[Stored items]
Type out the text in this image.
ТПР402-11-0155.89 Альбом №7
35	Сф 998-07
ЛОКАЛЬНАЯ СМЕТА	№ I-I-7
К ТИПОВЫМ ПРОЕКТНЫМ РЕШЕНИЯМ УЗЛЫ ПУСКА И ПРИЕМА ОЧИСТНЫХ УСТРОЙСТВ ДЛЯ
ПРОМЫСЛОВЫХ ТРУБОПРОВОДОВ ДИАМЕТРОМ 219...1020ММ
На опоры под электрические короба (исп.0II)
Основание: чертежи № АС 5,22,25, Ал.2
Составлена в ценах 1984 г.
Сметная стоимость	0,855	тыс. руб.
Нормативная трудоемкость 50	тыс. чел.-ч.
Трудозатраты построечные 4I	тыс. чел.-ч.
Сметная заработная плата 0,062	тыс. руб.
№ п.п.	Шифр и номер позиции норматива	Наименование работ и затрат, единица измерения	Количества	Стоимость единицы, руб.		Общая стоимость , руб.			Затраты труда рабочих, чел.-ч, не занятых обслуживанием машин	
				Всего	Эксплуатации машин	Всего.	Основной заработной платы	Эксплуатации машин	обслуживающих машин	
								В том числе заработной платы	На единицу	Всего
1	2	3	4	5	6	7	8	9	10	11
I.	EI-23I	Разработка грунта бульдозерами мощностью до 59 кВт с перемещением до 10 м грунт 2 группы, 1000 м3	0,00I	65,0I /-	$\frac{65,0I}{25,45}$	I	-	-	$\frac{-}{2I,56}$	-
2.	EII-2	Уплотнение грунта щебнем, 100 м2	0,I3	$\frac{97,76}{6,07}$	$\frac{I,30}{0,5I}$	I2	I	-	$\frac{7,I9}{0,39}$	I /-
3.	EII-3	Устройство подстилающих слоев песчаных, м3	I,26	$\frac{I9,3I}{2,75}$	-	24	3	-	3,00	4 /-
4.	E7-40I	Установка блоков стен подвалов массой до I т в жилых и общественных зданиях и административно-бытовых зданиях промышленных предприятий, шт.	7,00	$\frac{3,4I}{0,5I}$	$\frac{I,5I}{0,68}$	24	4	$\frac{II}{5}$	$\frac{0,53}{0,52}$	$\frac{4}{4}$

OBJECTIVE ▸ Say how many lines above hold the word "стоимость", giving only the count.

OUTPUT OF THE EXERCISE ▸ 2